Working data:
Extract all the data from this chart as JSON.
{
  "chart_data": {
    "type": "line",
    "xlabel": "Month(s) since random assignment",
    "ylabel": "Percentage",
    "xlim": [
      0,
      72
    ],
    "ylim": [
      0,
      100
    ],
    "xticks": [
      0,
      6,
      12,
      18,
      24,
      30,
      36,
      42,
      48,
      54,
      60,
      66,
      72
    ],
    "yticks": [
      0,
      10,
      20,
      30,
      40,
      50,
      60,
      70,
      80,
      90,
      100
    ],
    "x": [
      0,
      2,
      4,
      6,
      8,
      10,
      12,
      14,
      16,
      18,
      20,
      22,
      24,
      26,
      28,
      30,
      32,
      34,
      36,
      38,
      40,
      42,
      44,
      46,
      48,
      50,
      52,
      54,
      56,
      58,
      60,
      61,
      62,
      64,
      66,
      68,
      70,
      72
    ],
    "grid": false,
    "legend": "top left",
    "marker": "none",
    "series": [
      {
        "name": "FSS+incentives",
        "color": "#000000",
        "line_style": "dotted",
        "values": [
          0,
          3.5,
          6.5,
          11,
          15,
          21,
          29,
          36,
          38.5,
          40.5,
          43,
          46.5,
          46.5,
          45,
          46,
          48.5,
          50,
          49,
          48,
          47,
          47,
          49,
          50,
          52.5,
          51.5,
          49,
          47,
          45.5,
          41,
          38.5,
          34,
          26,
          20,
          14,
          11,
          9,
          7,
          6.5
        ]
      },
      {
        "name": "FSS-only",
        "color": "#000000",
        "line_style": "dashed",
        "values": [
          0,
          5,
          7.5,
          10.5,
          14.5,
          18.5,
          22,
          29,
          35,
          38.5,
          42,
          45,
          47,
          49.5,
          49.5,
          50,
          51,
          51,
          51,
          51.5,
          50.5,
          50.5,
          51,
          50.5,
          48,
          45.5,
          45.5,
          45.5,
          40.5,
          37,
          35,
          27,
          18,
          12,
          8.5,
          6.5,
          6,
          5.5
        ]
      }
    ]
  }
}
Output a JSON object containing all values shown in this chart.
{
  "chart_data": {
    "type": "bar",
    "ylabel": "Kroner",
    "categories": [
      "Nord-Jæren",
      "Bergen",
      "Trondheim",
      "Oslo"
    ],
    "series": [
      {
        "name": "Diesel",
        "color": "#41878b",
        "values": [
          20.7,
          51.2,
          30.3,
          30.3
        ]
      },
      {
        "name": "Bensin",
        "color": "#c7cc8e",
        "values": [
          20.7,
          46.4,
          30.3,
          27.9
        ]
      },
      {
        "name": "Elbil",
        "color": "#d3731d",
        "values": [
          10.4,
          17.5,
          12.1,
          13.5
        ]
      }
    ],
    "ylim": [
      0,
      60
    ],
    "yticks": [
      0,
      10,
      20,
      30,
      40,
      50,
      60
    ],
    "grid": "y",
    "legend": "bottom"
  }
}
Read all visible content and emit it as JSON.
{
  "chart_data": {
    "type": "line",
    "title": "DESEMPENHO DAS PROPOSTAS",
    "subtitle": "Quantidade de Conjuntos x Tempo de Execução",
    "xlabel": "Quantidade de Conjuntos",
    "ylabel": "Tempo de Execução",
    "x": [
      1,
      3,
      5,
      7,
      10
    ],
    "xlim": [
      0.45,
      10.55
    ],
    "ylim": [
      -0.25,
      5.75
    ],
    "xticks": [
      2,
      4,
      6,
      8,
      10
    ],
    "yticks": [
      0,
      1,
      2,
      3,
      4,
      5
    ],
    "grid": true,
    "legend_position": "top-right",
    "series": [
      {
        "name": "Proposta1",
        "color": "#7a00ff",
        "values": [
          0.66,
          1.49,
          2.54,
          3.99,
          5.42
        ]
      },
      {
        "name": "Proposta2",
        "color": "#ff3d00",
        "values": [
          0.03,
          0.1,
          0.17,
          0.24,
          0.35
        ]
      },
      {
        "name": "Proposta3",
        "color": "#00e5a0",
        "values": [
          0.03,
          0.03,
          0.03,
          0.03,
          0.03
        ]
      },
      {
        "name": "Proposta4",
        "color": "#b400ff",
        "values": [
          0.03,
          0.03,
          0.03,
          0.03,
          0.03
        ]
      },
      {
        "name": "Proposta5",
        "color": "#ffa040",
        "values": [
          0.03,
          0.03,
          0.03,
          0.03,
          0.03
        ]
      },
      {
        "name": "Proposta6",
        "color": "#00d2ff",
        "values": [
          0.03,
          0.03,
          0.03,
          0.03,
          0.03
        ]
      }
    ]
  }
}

Description of the task:
Please quote the records above exactly, without skipping a line.

Full output:
Extract all the data from this chart as JSON.
{
  "chart_data": {
    "type": "line",
    "xlabel": "Month(s) since random assignment",
    "ylabel": "Percentage",
    "xlim": [
      0,
      72
    ],
    "ylim": [
      0,
      100
    ],
    "xticks": [
      0,
      6,
      12,
      18,
      24,
      30,
      36,
      42,
      48,
      54,
      60,
      66,
      72
    ],
    "yticks": [
      0,
      10,
      20,
      30,
      40,
      50,
      60,
      70,
      80,
      90,
      100
    ],
    "x": [
      0,
      2,
      4,
      6,
      8,
      10,
      12,
      14,
      16,
      18,
      20,
      22,
      24,
      26,
      28,
      30,
      32,
      34,
      36,
      38,
      40,
      42,
      44,
      46,
      48,
      50,
      52,
      54,
      56,
      58,
      60,
      61,
      62,
      64,
      66,
      68,
      70,
      72
    ],
    "grid": false,
    "legend": "top left",
    "marker": "none",
    "series": [
      {
        "name": "FSS+incentives",
        "color": "#000000",
        "line_style": "dotted",
        "values": [
          0,
          3.5,
          6.5,
          11,
          15,
          21,
          29,
          36,
          38.5,
          40.5,
          43,
          46.5,
          46.5,
          45,
          46,
          48.5,
          50,
          49,
          48,
          47,
          47,
          49,
          50,
          52.5,
          51.5,
          49,
          47,
          45.5,
          41,
          38.5,
          34,
          26,
          20,
          14,
          11,
          9,
          7,
          6.5
        ]
      },
      {
        "name": "FSS-only",
        "color": "#000000",
        "line_style": "dashed",
        "values": [
          0,
          5,
          7.5,
          10.5,
          14.5,
          18.5,
          22,
          29,
          35,
          38.5,
          42,
          45,
          47,
          49.5,
          49.5,
          50,
          51,
          51,
          51,
          51.5,
          50.5,
          50.5,
          51,
          50.5,
          48,
          45.5,
          45.5,
          45.5,
          40.5,
          37,
          35,
          27,
          18,
          12,
          8.5,
          6.5,
          6,
          5.5
        ]
      }
    ]
  }
}
Output a JSON object containing all values shown in this chart.
{
  "chart_data": {
    "type": "bar",
    "ylabel": "Kroner",
    "categories": [
      "Nord-Jæren",
      "Bergen",
      "Trondheim",
      "Oslo"
    ],
    "series": [
      {
        "name": "Diesel",
        "color": "#41878b",
        "values": [
          20.7,
          51.2,
          30.3,
          30.3
        ]
      },
      {
        "name": "Bensin",
        "color": "#c7cc8e",
        "values": [
          20.7,
          46.4,
          30.3,
          27.9
        ]
      },
      {
        "name": "Elbil",
        "color": "#d3731d",
        "values": [
          10.4,
          17.5,
          12.1,
          13.5
        ]
      }
    ],
    "ylim": [
      0,
      60
    ],
    "yticks": [
      0,
      10,
      20,
      30,
      40,
      50,
      60
    ],
    "grid": "y",
    "legend": "bottom"
  }
}
Read all visible content and emit it as JSON.
{
  "chart_data": {
    "type": "line",
    "title": "DESEMPENHO DAS PROPOSTAS",
    "subtitle": "Quantidade de Conjuntos x Tempo de Execução",
    "xlabel": "Quantidade de Conjuntos",
    "ylabel": "Tempo de Execução",
    "x": [
      1,
      3,
      5,
      7,
      10
    ],
    "xlim": [
      0.45,
      10.55
    ],
    "ylim": [
      -0.25,
      5.75
    ],
    "xticks": [
      2,
      4,
      6,
      8,
      10
    ],
    "yticks": [
      0,
      1,
      2,
      3,
      4,
      5
    ],
    "grid": true,
    "legend_position": "top-right",
    "series": [
      {
        "name": "Proposta1",
        "color": "#7a00ff",
        "values": [
          0.66,
          1.49,
          2.54,
          3.99,
          5.42
        ]
      },
      {
        "name": "Proposta2",
        "color": "#ff3d00",
        "values": [
          0.03,
          0.1,
          0.17,
          0.24,
          0.35
        ]
      },
      {
        "name": "Proposta3",
        "color": "#00e5a0",
        "values": [
          0.03,
          0.03,
          0.03,
          0.03,
          0.03
        ]
      },
      {
        "name": "Proposta4",
        "color": "#b400ff",
        "values": [
          0.03,
          0.03,
          0.03,
          0.03,
          0.03
        ]
      },
      {
        "name": "Proposta5",
        "color": "#ffa040",
        "values": [
          0.03,
          0.03,
          0.03,
          0.03,
          0.03
        ]
      },
      {
        "name": "Proposta6",
        "color": "#00d2ff",
        "values": [
          0.03,
          0.03,
          0.03,
          0.03,
          0.03
        ]
      }
    ]
  }
}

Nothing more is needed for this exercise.